— Set problem —
Copy out all of the data below with no alterations.

— Task material —
>>>>>

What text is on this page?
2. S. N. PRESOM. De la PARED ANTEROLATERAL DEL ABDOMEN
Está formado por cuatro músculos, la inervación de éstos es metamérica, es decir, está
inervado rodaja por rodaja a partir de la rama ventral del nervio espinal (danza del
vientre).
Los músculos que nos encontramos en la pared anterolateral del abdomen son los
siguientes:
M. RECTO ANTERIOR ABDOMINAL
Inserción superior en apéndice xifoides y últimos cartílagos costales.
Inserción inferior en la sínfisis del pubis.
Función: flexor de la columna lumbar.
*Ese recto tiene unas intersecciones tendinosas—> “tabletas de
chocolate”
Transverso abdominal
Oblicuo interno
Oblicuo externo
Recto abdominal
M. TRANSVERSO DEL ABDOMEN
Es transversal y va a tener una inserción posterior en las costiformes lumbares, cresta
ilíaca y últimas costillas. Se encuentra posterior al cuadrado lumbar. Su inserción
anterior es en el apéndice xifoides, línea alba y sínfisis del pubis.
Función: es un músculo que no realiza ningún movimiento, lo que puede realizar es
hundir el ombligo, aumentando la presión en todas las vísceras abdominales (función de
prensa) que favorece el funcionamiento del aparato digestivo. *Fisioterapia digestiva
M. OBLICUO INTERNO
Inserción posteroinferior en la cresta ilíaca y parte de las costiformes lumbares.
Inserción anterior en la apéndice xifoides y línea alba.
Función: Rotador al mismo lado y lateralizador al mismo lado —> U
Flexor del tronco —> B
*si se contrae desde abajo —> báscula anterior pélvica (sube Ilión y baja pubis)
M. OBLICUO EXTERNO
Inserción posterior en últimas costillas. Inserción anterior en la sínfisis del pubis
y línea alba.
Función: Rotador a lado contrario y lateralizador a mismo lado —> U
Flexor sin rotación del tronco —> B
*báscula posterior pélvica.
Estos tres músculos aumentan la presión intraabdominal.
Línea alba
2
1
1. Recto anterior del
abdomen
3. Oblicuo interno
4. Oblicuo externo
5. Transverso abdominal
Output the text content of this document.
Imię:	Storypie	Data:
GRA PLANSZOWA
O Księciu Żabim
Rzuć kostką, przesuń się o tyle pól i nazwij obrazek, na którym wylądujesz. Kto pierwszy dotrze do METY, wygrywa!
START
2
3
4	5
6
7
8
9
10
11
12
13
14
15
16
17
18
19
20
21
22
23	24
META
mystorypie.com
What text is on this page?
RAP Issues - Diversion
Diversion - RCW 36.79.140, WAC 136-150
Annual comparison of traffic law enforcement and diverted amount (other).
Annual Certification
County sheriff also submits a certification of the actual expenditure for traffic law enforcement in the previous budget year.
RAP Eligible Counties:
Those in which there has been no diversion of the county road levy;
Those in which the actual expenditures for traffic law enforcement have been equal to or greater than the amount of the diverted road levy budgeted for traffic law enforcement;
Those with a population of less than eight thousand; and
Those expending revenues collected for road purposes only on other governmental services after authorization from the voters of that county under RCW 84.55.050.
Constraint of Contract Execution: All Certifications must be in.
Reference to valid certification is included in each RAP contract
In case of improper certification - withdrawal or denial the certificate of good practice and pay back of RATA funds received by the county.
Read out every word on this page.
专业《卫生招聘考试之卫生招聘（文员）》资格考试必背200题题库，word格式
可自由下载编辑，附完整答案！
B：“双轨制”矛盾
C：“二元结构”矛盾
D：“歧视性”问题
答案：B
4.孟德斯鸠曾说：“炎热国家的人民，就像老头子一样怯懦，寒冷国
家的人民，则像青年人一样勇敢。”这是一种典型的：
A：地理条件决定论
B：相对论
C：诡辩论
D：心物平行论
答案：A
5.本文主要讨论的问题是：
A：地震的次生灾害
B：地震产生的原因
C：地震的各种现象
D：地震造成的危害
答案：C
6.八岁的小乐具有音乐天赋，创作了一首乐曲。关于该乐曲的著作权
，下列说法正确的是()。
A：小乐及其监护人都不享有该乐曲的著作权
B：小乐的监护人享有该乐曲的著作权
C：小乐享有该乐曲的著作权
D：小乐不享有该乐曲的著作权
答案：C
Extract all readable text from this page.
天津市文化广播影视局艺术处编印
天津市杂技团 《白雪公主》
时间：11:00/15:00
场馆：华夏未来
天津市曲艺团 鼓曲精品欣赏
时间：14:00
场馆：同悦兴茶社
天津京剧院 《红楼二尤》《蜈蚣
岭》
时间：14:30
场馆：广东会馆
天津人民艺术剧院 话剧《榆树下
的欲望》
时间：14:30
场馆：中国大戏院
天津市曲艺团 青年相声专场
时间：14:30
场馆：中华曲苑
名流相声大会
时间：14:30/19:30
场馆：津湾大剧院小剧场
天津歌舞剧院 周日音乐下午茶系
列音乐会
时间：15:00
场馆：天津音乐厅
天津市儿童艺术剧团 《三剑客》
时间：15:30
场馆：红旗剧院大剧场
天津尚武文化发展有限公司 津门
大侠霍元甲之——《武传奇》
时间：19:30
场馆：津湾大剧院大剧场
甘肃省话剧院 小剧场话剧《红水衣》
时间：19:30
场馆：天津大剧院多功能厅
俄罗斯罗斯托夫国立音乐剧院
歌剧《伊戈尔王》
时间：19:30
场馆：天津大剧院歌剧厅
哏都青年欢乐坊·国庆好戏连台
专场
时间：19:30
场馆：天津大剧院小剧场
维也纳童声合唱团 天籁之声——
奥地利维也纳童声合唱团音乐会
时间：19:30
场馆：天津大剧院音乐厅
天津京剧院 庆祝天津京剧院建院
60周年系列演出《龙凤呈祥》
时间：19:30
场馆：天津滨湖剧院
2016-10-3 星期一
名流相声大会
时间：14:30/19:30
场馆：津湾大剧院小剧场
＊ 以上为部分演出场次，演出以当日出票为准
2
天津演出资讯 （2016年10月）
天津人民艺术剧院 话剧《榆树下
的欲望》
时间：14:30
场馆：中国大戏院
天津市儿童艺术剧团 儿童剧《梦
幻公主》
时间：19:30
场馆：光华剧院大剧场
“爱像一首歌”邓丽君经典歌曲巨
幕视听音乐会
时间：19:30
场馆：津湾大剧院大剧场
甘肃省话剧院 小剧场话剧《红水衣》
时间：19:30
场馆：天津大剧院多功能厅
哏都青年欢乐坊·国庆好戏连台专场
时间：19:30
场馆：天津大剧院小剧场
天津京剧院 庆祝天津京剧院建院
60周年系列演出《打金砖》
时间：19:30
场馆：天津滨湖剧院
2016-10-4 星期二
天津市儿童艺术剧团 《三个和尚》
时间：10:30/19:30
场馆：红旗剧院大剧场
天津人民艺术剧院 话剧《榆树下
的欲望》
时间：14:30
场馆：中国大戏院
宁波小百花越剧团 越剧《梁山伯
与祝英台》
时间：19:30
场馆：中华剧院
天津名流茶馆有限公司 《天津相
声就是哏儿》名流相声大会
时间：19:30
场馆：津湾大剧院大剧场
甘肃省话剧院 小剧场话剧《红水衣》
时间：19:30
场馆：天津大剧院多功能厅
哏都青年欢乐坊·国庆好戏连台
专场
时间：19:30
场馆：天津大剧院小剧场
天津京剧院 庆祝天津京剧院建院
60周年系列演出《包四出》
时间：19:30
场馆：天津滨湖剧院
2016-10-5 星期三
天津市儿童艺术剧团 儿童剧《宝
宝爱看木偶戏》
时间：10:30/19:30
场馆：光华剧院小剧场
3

<<<<<

— Task solution —
What text is on this page?
2. S. N. PRESOM. De la PARED ANTEROLATERAL DEL ABDOMEN
Está formado por cuatro músculos, la inervación de éstos es metamérica, es decir, está
inervado rodaja por rodaja a partir de la rama ventral del nervio espinal (danza del
vientre).
Los músculos que nos encontramos en la pared anterolateral del abdomen son los
siguientes:
M. RECTO ANTERIOR ABDOMINAL
Inserción superior en apéndice xifoides y últimos cartílagos costales.
Inserción inferior en la sínfisis del pubis.
Función: flexor de la columna lumbar.
*Ese recto tiene unas intersecciones tendinosas—> “tabletas de
chocolate”
Transverso abdominal
Oblicuo interno
Oblicuo externo
Recto abdominal
M. TRANSVERSO DEL ABDOMEN
Es transversal y va a tener una inserción posterior en las costiformes lumbares, cresta
ilíaca y últimas costillas. Se encuentra posterior al cuadrado lumbar. Su inserción
anterior es en el apéndice xifoides, línea alba y sínfisis del pubis.
Función: es un músculo que no realiza ningún movimiento, lo que puede realizar es
hundir el ombligo, aumentando la presión en todas las vísceras abdominales (función de
prensa) que favorece el funcionamiento del aparato digestivo. *Fisioterapia digestiva
M. OBLICUO INTERNO
Inserción posteroinferior en la cresta ilíaca y parte de las costiformes lumbares.
Inserción anterior en la apéndice xifoides y línea alba.
Función: Rotador al mismo lado y lateralizador al mismo lado —> U
Flexor del tronco —> B
*si se contrae desde abajo —> báscula anterior pélvica (sube Ilión y baja pubis)
M. OBLICUO EXTERNO
Inserción posterior en últimas costillas. Inserción anterior en la sínfisis del pubis
y línea alba.
Función: Rotador a lado contrario y lateralizador a mismo lado —> U
Flexor sin rotación del tronco —> B
*báscula posterior pélvica.
Estos tres músculos aumentan la presión intraabdominal.
Línea alba
2
1
1. Recto anterior del
abdomen
3. Oblicuo interno
4. Oblicuo externo
5. Transverso abdominal
Output the text content of this document.
Imię:	Storypie	Data:
GRA PLANSZOWA
O Księciu Żabim
Rzuć kostką, przesuń się o tyle pól i nazwij obrazek, na którym wylądujesz. Kto pierwszy dotrze do METY, wygrywa!
START
2
3
4	5
6
7
8
9
10
11
12
13
14
15
16
17
18
19
20
21
22
23	24
META
mystorypie.com
What text is on this page?
RAP Issues - Diversion
Diversion - RCW 36.79.140, WAC 136-150
Annual comparison of traffic law enforcement and diverted amount (other).
Annual Certification
County sheriff also submits a certification of the actual expenditure for traffic law enforcement in the previous budget year.
RAP Eligible Counties:
Those in which there has been no diversion of the county road levy;
Those in which the actual expenditures for traffic law enforcement have been equal to or greater than the amount of the diverted road levy budgeted for traffic law enforcement;
Those with a population of less than eight thousand; and
Those expending revenues collected for road purposes only on other governmental services after authorization from the voters of that county under RCW 84.55.050.
Constraint of Contract Execution: All Certifications must be in.
Reference to valid certification is included in each RAP contract
In case of improper certification - withdrawal or denial the certificate of good practice and pay back of RATA funds received by the county.
Read out every word on this page.
专业《卫生招聘考试之卫生招聘（文员）》资格考试必背200题题库，word格式
可自由下载编辑，附完整答案！
B：“双轨制”矛盾
C：“二元结构”矛盾
D：“歧视性”问题
答案：B
4.孟德斯鸠曾说：“炎热国家的人民，就像老头子一样怯懦，寒冷国
家的人民，则像青年人一样勇敢。”这是一种典型的：
A：地理条件决定论
B：相对论
C：诡辩论
D：心物平行论
答案：A
5.本文主要讨论的问题是：
A：地震的次生灾害
B：地震产生的原因
C：地震的各种现象
D：地震造成的危害
答案：C
6.八岁的小乐具有音乐天赋，创作了一首乐曲。关于该乐曲的著作权
，下列说法正确的是()。
A：小乐及其监护人都不享有该乐曲的著作权
B：小乐的监护人享有该乐曲的著作权
C：小乐享有该乐曲的著作权
D：小乐不享有该乐曲的著作权
答案：C
Extract all readable text from this page.
天津市文化广播影视局艺术处编印
天津市杂技团 《白雪公主》
时间：11:00/15:00
场馆：华夏未来
天津市曲艺团 鼓曲精品欣赏
时间：14:00
场馆：同悦兴茶社
天津京剧院 《红楼二尤》《蜈蚣
岭》
时间：14:30
场馆：广东会馆
天津人民艺术剧院 话剧《榆树下
的欲望》
时间：14:30
场馆：中国大戏院
天津市曲艺团 青年相声专场
时间：14:30
场馆：中华曲苑
名流相声大会
时间：14:30/19:30
场馆：津湾大剧院小剧场
天津歌舞剧院 周日音乐下午茶系
列音乐会
时间：15:00
场馆：天津音乐厅
天津市儿童艺术剧团 《三剑客》
时间：15:30
场馆：红旗剧院大剧场
天津尚武文化发展有限公司 津门
大侠霍元甲之——《武传奇》
时间：19:30
场馆：津湾大剧院大剧场
甘肃省话剧院 小剧场话剧《红水衣》
时间：19:30
场馆：天津大剧院多功能厅
俄罗斯罗斯托夫国立音乐剧院
歌剧《伊戈尔王》
时间：19:30
场馆：天津大剧院歌剧厅
哏都青年欢乐坊·国庆好戏连台
专场
时间：19:30
场馆：天津大剧院小剧场
维也纳童声合唱团 天籁之声——
奥地利维也纳童声合唱团音乐会
时间：19:30
场馆：天津大剧院音乐厅
天津京剧院 庆祝天津京剧院建院
60周年系列演出《龙凤呈祥》
时间：19:30
场馆：天津滨湖剧院
2016-10-3 星期一
名流相声大会
时间：14:30/19:30
场馆：津湾大剧院小剧场
＊ 以上为部分演出场次，演出以当日出票为准
2
天津演出资讯 （2016年10月）
天津人民艺术剧院 话剧《榆树下
的欲望》
时间：14:30
场馆：中国大戏院
天津市儿童艺术剧团 儿童剧《梦
幻公主》
时间：19:30
场馆：光华剧院大剧场
“爱像一首歌”邓丽君经典歌曲巨
幕视听音乐会
时间：19:30
场馆：津湾大剧院大剧场
甘肃省话剧院 小剧场话剧《红水衣》
时间：19:30
场馆：天津大剧院多功能厅
哏都青年欢乐坊·国庆好戏连台专场
时间：19:30
场馆：天津大剧院小剧场
天津京剧院 庆祝天津京剧院建院
60周年系列演出《打金砖》
时间：19:30
场馆：天津滨湖剧院
2016-10-4 星期二
天津市儿童艺术剧团 《三个和尚》
时间：10:30/19:30
场馆：红旗剧院大剧场
天津人民艺术剧院 话剧《榆树下
的欲望》
时间：14:30
场馆：中国大戏院
宁波小百花越剧团 越剧《梁山伯
与祝英台》
时间：19:30
场馆：中华剧院
天津名流茶馆有限公司 《天津相
声就是哏儿》名流相声大会
时间：19:30
场馆：津湾大剧院大剧场
甘肃省话剧院 小剧场话剧《红水衣》
时间：19:30
场馆：天津大剧院多功能厅
哏都青年欢乐坊·国庆好戏连台
专场
时间：19:30
场馆：天津大剧院小剧场
天津京剧院 庆祝天津京剧院建院
60周年系列演出《包四出》
时间：19:30
场馆：天津滨湖剧院
2016-10-5 星期三
天津市儿童艺术剧团 儿童剧《宝
宝爱看木偶戏》
时间：10:30/19:30
场馆：光华剧院小剧场
3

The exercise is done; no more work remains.